[Collection entries]
>>>

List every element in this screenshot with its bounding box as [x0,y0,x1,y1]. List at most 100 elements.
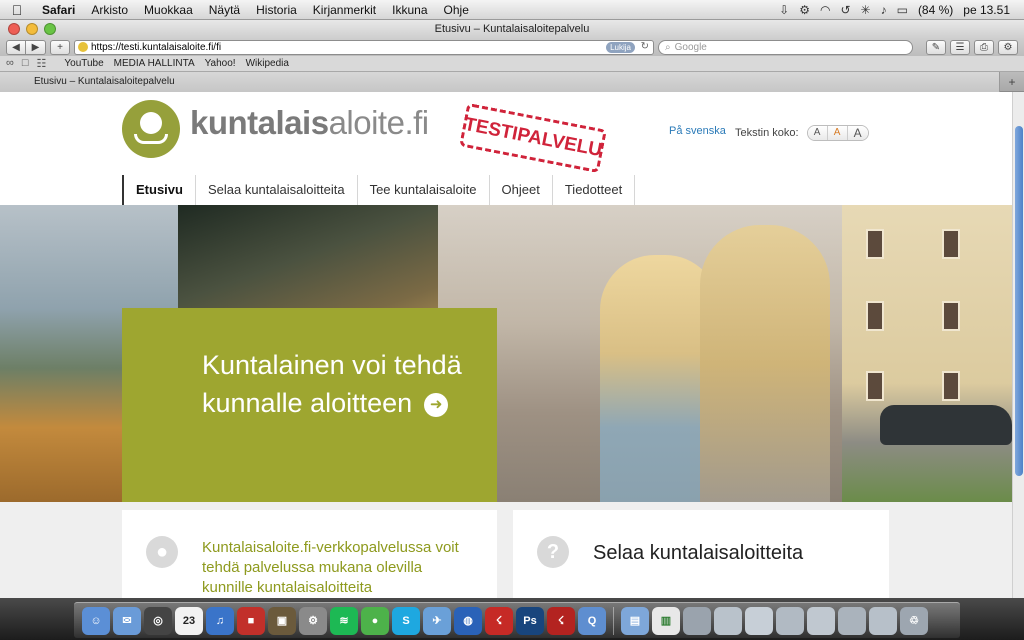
address-url[interactable]: https://testi.kuntalaisaloite.fi/fi [91,42,221,53]
finder-icon[interactable]: ☺ [82,606,110,635]
hero-heading[interactable]: Kuntalainen voi tehdä kunnalle aloitteen [202,350,462,418]
time-machine-icon[interactable]: ↺ [840,3,850,17]
bookmark-yahoo[interactable]: Yahoo! [205,58,236,69]
nav-tee-aloite[interactable]: Tee kuntalaisaloite [358,175,490,205]
battery-icon[interactable]: ▭ [897,3,908,17]
page-scrollbar[interactable] [1012,92,1024,598]
globe-icon[interactable]: ◍ [454,606,482,635]
mac-dock: ☺ ✉ ◎ 23 ♫ ■ ▣ ⚙ ≋ ● S ✈ ◍ ☇ Ps ☇ Q ▤ ▥ … [0,598,1024,640]
edit-icon[interactable]: ✎ [926,39,946,55]
text-size-small-button[interactable]: A [807,126,828,140]
photo-app-icon[interactable]: ▣ [268,606,296,635]
menu-clock[interactable]: pe 13.51 [963,3,1010,17]
lang-link-swedish[interactable]: På svenska [669,125,726,137]
zoom-window-button[interactable] [44,23,56,35]
notebook-icon[interactable]: ■ [237,606,265,635]
bookmark-media-hallinta[interactable]: MEDIA HALLINTA [114,58,195,69]
quicktime-icon[interactable]: Q [578,606,606,635]
address-bar[interactable]: https://testi.kuntalaisaloite.fi/fi Luki… [74,39,654,55]
menu-nayta[interactable]: Näytä [201,3,248,17]
calendar-icon[interactable]: 23 [175,606,203,635]
info-card: ● Kuntalaisaloite.fi-verkkopalvelussa vo… [122,510,497,598]
apple-icon[interactable]:  [0,2,34,18]
bookmark-youtube[interactable]: YouTube [64,58,103,69]
wifi-icon[interactable]: ◠ [820,3,830,17]
download-icon[interactable]: ⇩ [779,3,789,17]
book-icon[interactable]: □ [22,57,29,70]
menu-ikkuna[interactable]: Ikkuna [384,3,435,17]
document-icon[interactable]: ▥ [652,606,680,635]
minimized-window-2-icon[interactable] [714,606,742,635]
photoshop-icon[interactable]: Ps [516,606,544,635]
hero-photo-building [842,205,1012,502]
safari-icon[interactable]: ◎ [144,606,172,635]
hero-photo-mother [700,225,830,502]
minimized-window-6-icon[interactable] [838,606,866,635]
logo-lightbulb-icon[interactable] [122,100,180,158]
trash-icon[interactable]: ♲ [900,606,928,635]
reload-icon[interactable]: ↻ [641,41,649,52]
window-titlebar: Etusivu – Kuntalaisaloitepalvelu [0,20,1024,38]
nav-selaa[interactable]: Selaa kuntalaisaloitteita [196,175,358,205]
reading-list-icon[interactable]: ☰ [950,39,970,55]
hero-banner: Kuntalainen voi tehdä kunnalle aloitteen… [0,205,1012,502]
bluetooth-icon[interactable]: ✳ [861,3,871,17]
new-tab-button[interactable]: + [1000,75,1024,89]
battery-percent: (84 %) [917,2,954,17]
acrobat-icon[interactable]: ☇ [485,606,513,635]
volume-icon[interactable]: ♪ [881,3,887,17]
search-field[interactable]: ⌕ Google [658,39,913,55]
menu-kirjanmerkit[interactable]: Kirjanmerkit [305,3,384,17]
nav-etusivu[interactable]: Etusivu [122,175,196,205]
bookmark-wikipedia[interactable]: Wikipedia [246,58,289,69]
text-size-large-button[interactable]: A [847,126,868,140]
minimized-window-4-icon[interactable] [776,606,804,635]
gear-menu-icon[interactable]: ⚙ [998,39,1018,55]
mail-icon[interactable]: ✉ [113,606,141,635]
preferences-icon[interactable]: ⚙ [299,606,327,635]
spotify-icon[interactable]: ≋ [330,606,358,635]
glasses-icon[interactable]: ∞ [6,57,14,70]
mac-menu-bar:  Safari Arkisto Muokkaa Näytä Historia … [0,0,1024,20]
site-logo[interactable]: kuntalaisaloite.fi [190,104,429,142]
hero-callout[interactable]: Kuntalainen voi tehdä kunnalle aloitteen… [122,308,497,502]
itunes-icon[interactable]: ♫ [206,606,234,635]
menu-arkisto[interactable]: Arkisto [83,3,136,17]
tab-etusivu[interactable]: Etusivu – Kuntalaisaloitepalvelu [0,71,1000,92]
search-icon: ⌕ [665,41,671,53]
menu-ohje[interactable]: Ohje [436,3,477,17]
search-placeholder: Google [674,41,707,53]
applications-folder-icon[interactable]: ▤ [621,606,649,635]
menu-app-safari[interactable]: Safari [34,3,83,17]
nav-tiedotteet[interactable]: Tiedotteet [553,175,636,205]
tab-label: Etusivu – Kuntalaisaloitepalvelu [34,76,175,87]
acrobat-pro-icon[interactable]: ☇ [547,606,575,635]
minimized-window-7-icon[interactable] [869,606,897,635]
gear-icon[interactable]: ⚙ [799,3,810,17]
minimize-window-button[interactable] [26,23,38,35]
messages-icon[interactable]: ● [361,606,389,635]
close-window-button[interactable] [8,23,20,35]
minimized-window-5-icon[interactable] [807,606,835,635]
back-button[interactable]: ◀ [6,39,26,55]
arrow-right-icon[interactable]: ➜ [424,392,449,417]
forward-button[interactable]: ▶ [26,39,46,55]
browse-card[interactable]: ? Selaa kuntalaisaloitteita [513,510,889,598]
menu-muokkaa[interactable]: Muokkaa [136,3,201,17]
text-size-medium-button[interactable]: A [827,126,848,140]
add-bookmark-button[interactable]: + [50,39,70,55]
grid-icon[interactable]: ☷ [37,57,47,70]
lightbulb-icon: ● [146,536,178,568]
minimized-window-1-icon[interactable] [683,606,711,635]
print-icon[interactable]: ⎙ [974,39,994,55]
reader-button[interactable]: Lukija [606,41,635,53]
mail-app-icon[interactable]: ✈ [423,606,451,635]
window-title: Etusivu – Kuntalaisaloitepalvelu [434,23,590,35]
browse-card-title[interactable]: Selaa kuntalaisaloitteita [593,542,803,565]
tab-bar: Etusivu – Kuntalaisaloitepalvelu + [0,71,1024,92]
scrollbar-thumb[interactable] [1015,126,1023,476]
nav-ohjeet[interactable]: Ohjeet [490,175,553,205]
minimized-window-3-icon[interactable] [745,606,773,635]
menu-historia[interactable]: Historia [248,3,305,17]
skype-icon[interactable]: S [392,606,420,635]
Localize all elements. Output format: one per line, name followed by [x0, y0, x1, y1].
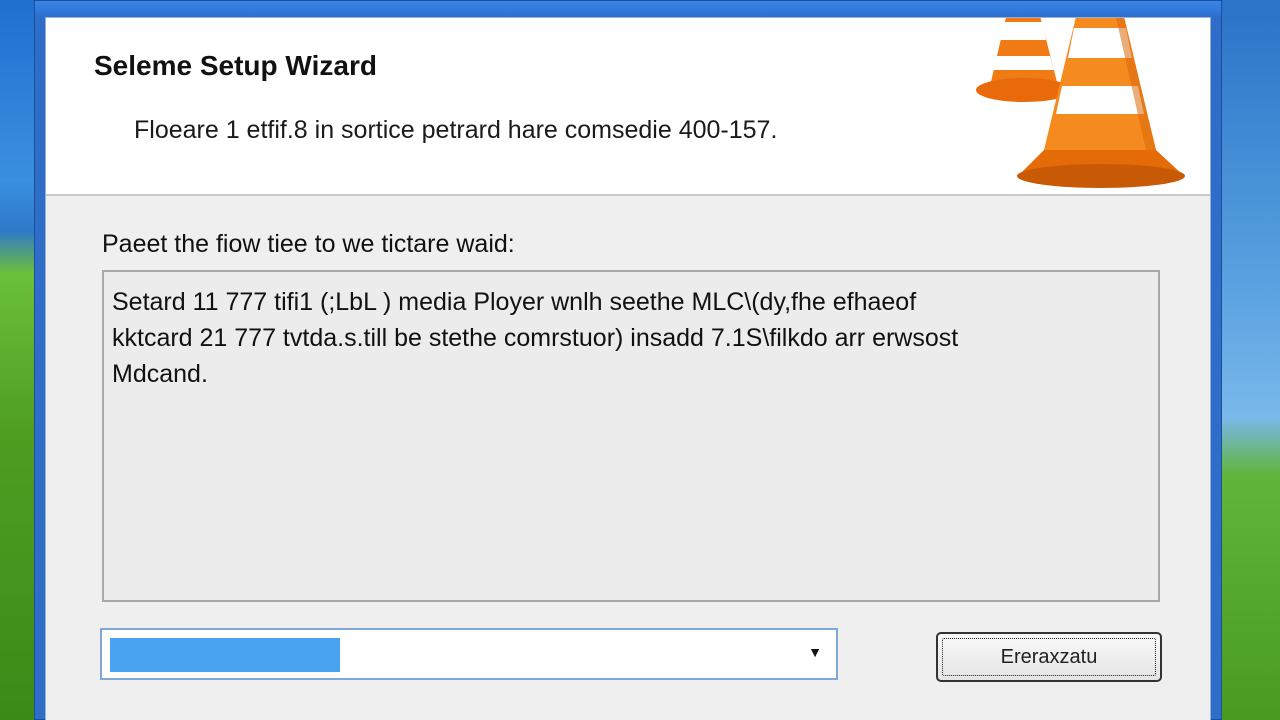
back-cone	[976, 18, 1072, 102]
message-line: kktcard 21 777 tvtda.s.till be stethe co…	[112, 324, 959, 352]
progress-fill	[110, 638, 340, 672]
instruction-label: Paeet the fiow tiee to we tictare waid:	[102, 230, 515, 258]
wizard-subtitle: Floeare 1 etfif.8 in sortice petrard har…	[134, 116, 778, 144]
next-button[interactable]: Ereraxzatu	[936, 632, 1162, 682]
message-line: Setard 11 777 tifi1 (;LbL ) media Ployer…	[112, 288, 917, 316]
window-client-area: Seleme Setup Wizard Floeare 1 etfif.8 in…	[45, 17, 1211, 720]
traffic-cone-icon	[976, 18, 1185, 188]
window-titlebar[interactable]	[35, 1, 1221, 17]
focus-ring	[942, 638, 1156, 676]
message-line: Mdcand.	[112, 360, 208, 388]
progress-dropdown[interactable]: ▼	[100, 628, 838, 680]
message-textbox[interactable]: Setard 11 777 tifi1 (;LbL ) media Ployer…	[102, 270, 1160, 602]
wizard-title: Seleme Setup Wizard	[94, 50, 377, 81]
wizard-header: Seleme Setup Wizard Floeare 1 etfif.8 in…	[46, 18, 1210, 196]
setup-wizard-window: Seleme Setup Wizard Floeare 1 etfif.8 in…	[34, 0, 1222, 720]
chevron-down-icon[interactable]: ▼	[808, 644, 822, 660]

<<<

*Job*:
Express every row from the one containing "18, 1072, 102]" down to the one containing "18, 1185, 188]", both included, as a JSON list of strings with one string per row, leaving out any blank lines.

*Result of this task*:
[
  "back-cone\t[976, 18, 1072, 102]",
  "message-line: kktcard 21 777 tvtda.s.till be stethe co…\t[112, 324, 959, 352]",
  "progress-fill\t[110, 638, 340, 672]",
  "instruction-label: Paeet the fiow tiee to we tictare waid:\t[102, 230, 515, 258]",
  "wizard-subtitle: Floeare 1 etfif.8 in sortice petrard har…\t[134, 116, 778, 144]",
  "next-button[interactable]: Ereraxzatu\t[936, 632, 1162, 682]",
  "message-line: Setard 11 777 tifi1 (;LbL ) media Ployer…\t[112, 288, 917, 316]",
  "window-client-area: Seleme Setup Wizard Floeare 1 etfif.8 in…\t[45, 17, 1211, 720]",
  "traffic-cone-icon\t[976, 18, 1185, 188]"
]